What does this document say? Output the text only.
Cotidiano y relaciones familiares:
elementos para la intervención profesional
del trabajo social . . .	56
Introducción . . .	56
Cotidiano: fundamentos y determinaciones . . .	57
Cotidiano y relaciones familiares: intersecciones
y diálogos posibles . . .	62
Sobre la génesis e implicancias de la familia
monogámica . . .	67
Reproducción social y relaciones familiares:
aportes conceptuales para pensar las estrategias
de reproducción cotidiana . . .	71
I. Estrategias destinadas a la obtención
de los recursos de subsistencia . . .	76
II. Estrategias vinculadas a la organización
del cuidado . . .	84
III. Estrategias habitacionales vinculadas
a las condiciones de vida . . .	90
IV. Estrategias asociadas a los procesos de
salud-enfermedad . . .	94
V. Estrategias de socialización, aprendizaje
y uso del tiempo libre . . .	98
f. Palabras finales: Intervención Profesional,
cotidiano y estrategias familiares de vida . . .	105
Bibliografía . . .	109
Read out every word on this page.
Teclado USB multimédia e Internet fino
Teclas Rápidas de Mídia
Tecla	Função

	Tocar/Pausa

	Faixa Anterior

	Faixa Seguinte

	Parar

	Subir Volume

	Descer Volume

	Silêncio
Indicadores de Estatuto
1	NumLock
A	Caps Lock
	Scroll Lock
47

··········

◆ **TASK DIRECTIONS**
Return the full listing, character for character.

◆ **EXPECTED ANSWER**
What does this document say? Output the text only.
Cotidiano y relaciones familiares:
elementos para la intervención profesional
del trabajo social . . .	56
Introducción . . .	56
Cotidiano: fundamentos y determinaciones . . .	57
Cotidiano y relaciones familiares: intersecciones
y diálogos posibles . . .	62
Sobre la génesis e implicancias de la familia
monogámica . . .	67
Reproducción social y relaciones familiares:
aportes conceptuales para pensar las estrategias
de reproducción cotidiana . . .	71
I. Estrategias destinadas a la obtención
de los recursos de subsistencia . . .	76
II. Estrategias vinculadas a la organización
del cuidado . . .	84
III. Estrategias habitacionales vinculadas
a las condiciones de vida . . .	90
IV. Estrategias asociadas a los procesos de
salud-enfermedad . . .	94
V. Estrategias de socialización, aprendizaje
y uso del tiempo libre . . .	98
f. Palabras finales: Intervención Profesional,
cotidiano y estrategias familiares de vida . . .	105
Bibliografía . . .	109
Read out every word on this page.
Teclado USB multimédia e Internet fino
Teclas Rápidas de Mídia
Tecla	Função

	Tocar/Pausa

	Faixa Anterior

	Faixa Seguinte

	Parar

	Subir Volume

	Descer Volume

	Silêncio
Indicadores de Estatuto
1	NumLock
A	Caps Lock
	Scroll Lock
47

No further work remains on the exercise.